>>>

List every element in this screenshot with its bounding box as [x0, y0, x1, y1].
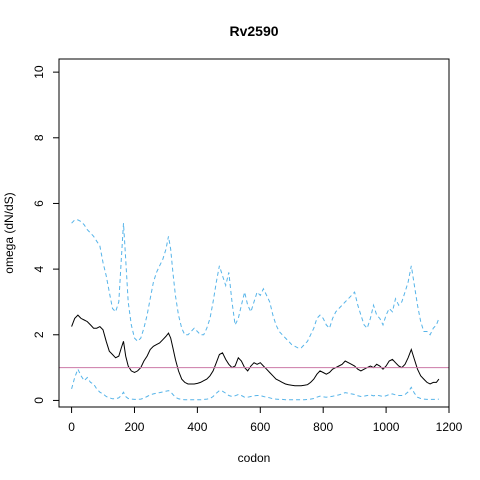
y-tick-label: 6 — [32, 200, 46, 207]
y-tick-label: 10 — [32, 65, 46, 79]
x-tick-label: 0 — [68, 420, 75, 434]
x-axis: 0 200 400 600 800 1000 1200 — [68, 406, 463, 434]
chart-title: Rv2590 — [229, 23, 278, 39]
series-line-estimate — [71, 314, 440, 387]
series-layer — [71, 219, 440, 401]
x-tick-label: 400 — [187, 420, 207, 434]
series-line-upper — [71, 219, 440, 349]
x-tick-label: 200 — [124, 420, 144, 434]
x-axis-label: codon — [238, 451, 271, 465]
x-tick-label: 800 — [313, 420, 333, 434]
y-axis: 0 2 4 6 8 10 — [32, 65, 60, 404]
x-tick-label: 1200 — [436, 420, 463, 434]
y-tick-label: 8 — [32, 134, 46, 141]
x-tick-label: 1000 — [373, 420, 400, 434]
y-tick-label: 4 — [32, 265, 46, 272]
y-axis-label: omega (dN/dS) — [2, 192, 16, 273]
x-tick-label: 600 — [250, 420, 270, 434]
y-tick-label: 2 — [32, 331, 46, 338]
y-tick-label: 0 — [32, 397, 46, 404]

<<<
>>>

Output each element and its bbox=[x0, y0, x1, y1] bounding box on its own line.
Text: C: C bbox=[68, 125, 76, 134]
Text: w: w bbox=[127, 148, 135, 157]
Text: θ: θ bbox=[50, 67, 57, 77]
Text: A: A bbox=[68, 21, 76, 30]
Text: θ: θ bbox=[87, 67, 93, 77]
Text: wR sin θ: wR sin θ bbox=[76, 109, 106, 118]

<<<

### DIRECTIVE
Reproduce verbatim the lines of the records from the line with "List every element" up to and including the line with "series-line-upper — [71, 219, 440, 349]", omitting the pictures from your answer.

### CORRECT RESPONSE
List every element in this screenshot with its bounding box as [x0, y0, x1, y1].
y-tick-label: 6 — [32, 200, 46, 207]
y-tick-label: 10 — [32, 65, 46, 79]
x-tick-label: 0 — [68, 420, 75, 434]
x-axis: 0 200 400 600 800 1000 1200 — [68, 406, 463, 434]
chart-title: Rv2590 — [229, 23, 278, 39]
series-line-estimate — [71, 314, 440, 387]
series-layer — [71, 219, 440, 401]
x-tick-label: 400 — [187, 420, 207, 434]
series-line-upper — [71, 219, 440, 349]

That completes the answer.